§ **RECORDS PROVIDED**
***

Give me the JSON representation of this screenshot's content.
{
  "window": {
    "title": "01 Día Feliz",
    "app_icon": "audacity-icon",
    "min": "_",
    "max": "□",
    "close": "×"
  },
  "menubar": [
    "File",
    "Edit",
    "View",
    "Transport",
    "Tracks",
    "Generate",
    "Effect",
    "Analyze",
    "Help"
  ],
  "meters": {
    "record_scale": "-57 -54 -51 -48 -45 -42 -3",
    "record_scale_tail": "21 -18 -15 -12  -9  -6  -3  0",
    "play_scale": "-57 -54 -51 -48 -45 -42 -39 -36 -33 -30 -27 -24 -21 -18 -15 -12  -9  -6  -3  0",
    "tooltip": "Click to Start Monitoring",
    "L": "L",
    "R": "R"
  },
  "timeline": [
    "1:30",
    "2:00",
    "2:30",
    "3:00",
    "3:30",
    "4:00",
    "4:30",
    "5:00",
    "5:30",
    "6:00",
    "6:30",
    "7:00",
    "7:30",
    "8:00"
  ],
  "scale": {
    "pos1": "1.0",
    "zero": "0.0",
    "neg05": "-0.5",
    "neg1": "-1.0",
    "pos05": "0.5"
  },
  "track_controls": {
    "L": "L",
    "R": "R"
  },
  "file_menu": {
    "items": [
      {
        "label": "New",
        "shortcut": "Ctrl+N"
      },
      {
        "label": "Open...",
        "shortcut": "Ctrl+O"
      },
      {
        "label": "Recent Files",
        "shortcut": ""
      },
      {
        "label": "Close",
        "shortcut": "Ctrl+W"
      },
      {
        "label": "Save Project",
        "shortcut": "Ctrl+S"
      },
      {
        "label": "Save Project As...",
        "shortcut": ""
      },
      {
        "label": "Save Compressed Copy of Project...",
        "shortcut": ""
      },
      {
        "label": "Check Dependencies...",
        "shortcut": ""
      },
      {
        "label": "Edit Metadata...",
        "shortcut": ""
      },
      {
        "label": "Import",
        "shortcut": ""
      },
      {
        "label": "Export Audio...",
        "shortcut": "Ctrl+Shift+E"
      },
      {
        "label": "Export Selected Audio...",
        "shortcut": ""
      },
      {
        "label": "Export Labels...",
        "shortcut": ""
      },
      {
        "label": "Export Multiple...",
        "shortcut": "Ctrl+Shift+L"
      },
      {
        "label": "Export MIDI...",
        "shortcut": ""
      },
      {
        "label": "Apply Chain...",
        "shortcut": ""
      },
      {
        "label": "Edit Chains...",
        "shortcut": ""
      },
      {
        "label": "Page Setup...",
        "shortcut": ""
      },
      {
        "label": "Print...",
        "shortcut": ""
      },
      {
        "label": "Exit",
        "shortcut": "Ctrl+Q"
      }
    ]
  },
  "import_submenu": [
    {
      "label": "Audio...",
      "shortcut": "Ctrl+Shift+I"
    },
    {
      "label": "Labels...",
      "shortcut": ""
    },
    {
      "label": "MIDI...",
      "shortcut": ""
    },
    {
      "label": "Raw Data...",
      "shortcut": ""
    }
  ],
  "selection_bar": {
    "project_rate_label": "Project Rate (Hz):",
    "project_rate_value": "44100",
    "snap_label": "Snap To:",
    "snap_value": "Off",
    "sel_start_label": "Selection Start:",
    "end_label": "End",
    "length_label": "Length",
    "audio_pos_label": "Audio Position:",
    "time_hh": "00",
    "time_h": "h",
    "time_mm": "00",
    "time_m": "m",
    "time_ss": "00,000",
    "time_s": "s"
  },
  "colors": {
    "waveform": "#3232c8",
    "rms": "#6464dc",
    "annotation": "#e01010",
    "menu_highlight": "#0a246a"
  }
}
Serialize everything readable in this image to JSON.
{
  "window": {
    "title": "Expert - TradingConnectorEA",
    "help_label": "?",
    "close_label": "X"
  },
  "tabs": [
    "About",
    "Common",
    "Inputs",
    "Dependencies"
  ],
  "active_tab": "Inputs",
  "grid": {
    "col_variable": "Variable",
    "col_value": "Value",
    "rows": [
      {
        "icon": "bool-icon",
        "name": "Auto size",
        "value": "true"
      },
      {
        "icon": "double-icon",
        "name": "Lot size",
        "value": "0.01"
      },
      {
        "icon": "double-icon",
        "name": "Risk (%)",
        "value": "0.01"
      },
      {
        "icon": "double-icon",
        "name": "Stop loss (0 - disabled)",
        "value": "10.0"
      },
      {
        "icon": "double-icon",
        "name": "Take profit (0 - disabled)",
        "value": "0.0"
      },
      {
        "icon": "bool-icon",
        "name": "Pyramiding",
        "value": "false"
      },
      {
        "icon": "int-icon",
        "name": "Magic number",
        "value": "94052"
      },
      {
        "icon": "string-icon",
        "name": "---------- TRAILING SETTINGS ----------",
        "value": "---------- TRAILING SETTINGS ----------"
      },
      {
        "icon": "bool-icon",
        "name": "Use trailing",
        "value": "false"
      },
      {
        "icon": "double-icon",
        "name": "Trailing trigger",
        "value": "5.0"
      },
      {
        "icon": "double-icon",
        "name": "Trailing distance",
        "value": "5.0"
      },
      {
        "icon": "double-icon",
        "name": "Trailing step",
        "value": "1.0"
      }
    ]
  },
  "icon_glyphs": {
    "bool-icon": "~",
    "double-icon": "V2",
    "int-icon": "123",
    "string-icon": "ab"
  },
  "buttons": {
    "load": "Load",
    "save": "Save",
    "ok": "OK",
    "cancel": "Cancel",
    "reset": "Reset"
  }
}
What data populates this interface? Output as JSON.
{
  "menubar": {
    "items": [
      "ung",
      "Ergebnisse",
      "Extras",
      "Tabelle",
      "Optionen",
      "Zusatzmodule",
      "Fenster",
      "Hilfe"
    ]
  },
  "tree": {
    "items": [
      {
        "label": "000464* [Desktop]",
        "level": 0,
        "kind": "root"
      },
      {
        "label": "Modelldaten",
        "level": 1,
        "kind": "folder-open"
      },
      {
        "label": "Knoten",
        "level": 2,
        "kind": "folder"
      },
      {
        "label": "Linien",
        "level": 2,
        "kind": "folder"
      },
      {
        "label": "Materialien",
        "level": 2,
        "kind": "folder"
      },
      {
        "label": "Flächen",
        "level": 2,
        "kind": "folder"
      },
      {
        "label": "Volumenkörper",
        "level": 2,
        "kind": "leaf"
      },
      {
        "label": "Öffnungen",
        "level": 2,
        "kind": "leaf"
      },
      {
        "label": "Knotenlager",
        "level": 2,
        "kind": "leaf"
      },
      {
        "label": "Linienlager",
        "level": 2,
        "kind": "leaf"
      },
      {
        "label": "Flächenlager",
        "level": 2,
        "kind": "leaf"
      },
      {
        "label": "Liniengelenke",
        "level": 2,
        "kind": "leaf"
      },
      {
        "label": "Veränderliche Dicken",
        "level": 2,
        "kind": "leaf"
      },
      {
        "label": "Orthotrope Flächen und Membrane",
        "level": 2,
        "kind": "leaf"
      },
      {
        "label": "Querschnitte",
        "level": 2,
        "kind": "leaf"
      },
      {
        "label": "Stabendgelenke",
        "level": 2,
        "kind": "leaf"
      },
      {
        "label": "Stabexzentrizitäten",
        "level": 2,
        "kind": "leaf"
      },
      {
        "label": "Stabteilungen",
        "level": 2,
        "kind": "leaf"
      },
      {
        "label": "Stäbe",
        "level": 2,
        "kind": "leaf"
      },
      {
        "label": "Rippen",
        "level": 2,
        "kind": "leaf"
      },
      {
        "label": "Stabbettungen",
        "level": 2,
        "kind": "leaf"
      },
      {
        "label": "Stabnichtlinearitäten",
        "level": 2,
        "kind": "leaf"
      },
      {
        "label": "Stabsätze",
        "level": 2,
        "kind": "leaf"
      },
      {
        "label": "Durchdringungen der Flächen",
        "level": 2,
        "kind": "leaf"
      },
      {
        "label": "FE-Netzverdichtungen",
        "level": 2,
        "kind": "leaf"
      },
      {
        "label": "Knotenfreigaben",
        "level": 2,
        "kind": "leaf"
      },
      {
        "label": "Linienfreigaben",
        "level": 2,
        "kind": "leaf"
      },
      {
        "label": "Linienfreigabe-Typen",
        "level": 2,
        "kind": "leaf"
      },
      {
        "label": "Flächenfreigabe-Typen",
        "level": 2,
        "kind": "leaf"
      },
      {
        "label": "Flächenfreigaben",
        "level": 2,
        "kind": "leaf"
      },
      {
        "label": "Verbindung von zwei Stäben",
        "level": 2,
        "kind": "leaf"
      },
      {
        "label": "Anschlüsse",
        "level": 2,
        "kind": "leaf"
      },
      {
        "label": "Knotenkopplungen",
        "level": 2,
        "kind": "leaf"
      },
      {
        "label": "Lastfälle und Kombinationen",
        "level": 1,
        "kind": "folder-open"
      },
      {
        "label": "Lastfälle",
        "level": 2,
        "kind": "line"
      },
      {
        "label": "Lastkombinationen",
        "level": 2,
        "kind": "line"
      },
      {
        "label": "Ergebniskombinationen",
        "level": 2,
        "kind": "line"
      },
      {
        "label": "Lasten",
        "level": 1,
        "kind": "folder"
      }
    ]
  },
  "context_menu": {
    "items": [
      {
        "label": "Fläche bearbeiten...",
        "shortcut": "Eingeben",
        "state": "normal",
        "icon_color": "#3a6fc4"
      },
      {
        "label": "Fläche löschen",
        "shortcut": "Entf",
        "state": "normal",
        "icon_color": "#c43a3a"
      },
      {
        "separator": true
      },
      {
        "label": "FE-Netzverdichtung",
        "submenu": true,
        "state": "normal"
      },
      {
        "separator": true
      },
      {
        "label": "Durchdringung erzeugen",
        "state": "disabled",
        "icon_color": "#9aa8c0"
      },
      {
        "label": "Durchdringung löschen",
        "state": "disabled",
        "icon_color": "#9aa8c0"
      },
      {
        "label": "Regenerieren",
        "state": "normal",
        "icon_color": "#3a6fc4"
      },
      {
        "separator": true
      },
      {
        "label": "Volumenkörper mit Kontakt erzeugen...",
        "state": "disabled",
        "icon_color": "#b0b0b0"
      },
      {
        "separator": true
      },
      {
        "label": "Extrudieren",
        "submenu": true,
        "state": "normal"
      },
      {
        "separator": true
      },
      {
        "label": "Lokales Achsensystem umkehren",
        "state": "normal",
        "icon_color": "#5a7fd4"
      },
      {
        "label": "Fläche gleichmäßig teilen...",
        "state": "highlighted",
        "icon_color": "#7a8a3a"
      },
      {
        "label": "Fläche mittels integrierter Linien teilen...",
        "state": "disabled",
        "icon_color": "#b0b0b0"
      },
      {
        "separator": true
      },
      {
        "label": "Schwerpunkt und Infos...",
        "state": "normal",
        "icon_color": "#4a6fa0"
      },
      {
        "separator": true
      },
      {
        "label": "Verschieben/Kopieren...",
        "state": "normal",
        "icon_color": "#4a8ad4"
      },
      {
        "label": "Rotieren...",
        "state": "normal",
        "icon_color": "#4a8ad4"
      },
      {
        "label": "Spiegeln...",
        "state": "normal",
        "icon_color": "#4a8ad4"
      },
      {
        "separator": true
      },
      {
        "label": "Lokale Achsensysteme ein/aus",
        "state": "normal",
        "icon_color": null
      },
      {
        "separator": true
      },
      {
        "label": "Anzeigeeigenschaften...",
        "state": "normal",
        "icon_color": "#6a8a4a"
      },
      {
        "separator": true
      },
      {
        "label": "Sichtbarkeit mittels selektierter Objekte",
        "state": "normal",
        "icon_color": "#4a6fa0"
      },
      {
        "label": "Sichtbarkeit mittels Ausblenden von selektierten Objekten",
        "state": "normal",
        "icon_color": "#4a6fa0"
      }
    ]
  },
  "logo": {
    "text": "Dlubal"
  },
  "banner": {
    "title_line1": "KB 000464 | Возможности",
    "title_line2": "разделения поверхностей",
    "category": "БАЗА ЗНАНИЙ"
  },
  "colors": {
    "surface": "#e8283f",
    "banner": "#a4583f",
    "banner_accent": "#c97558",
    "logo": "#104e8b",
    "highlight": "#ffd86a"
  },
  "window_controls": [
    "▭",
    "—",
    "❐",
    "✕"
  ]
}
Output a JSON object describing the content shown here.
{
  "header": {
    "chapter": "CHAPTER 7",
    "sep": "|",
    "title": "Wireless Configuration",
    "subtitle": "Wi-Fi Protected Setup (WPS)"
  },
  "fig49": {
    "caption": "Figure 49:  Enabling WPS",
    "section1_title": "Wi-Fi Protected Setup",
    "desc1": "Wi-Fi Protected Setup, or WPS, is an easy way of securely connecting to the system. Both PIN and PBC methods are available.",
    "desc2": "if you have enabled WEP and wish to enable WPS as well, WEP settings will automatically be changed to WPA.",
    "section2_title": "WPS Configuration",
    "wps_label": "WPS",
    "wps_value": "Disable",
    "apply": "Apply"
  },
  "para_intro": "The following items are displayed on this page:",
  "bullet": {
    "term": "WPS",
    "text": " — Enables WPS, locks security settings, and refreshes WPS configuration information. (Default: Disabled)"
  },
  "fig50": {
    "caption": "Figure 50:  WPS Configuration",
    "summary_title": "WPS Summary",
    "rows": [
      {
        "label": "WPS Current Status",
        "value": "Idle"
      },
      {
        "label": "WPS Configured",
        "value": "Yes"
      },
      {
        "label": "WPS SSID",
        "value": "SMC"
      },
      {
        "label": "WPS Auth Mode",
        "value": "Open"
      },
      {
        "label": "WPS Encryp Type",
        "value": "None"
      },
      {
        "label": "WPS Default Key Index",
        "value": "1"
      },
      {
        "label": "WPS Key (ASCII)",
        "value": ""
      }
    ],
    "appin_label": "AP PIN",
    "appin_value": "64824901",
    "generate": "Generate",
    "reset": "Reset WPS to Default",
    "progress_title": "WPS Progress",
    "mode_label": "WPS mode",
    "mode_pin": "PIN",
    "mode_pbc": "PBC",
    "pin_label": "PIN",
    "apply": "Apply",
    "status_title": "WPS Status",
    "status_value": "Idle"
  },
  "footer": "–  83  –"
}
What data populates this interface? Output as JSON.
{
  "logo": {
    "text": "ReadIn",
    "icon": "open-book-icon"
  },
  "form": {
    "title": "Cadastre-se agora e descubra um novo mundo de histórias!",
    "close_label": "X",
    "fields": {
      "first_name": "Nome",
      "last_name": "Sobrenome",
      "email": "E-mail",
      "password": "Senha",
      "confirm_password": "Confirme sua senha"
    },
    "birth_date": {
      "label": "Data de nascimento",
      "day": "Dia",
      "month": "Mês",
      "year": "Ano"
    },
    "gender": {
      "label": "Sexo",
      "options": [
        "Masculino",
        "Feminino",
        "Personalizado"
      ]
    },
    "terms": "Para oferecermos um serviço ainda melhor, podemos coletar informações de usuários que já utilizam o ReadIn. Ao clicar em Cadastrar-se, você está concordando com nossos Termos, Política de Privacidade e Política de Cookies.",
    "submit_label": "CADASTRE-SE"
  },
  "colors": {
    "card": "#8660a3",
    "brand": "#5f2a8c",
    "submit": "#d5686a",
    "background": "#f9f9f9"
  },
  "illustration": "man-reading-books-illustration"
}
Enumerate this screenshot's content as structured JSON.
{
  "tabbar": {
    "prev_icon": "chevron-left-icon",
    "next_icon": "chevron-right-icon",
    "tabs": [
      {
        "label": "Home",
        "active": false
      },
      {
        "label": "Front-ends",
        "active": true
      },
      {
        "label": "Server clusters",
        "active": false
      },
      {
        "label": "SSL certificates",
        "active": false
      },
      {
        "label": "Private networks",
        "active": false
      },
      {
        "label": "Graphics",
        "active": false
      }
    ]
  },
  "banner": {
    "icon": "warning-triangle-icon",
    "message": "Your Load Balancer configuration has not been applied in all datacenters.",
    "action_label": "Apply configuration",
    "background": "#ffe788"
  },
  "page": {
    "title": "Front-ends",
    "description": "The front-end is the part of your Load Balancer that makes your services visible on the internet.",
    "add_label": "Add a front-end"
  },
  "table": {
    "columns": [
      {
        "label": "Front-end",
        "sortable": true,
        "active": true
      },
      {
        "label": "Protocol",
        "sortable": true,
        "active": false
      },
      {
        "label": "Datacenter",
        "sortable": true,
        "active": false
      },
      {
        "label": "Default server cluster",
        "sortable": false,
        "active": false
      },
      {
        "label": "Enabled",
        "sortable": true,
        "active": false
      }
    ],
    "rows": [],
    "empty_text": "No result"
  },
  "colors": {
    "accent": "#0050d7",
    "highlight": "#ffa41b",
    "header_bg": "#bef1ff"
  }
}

***

§ **TASK INSTRUCTIONS**
Show all lines above holding "Start".

§ **THE REPLY**
    "tooltip": "Click to Start Monitoring",
    "sel_start_label": "Selection Start:",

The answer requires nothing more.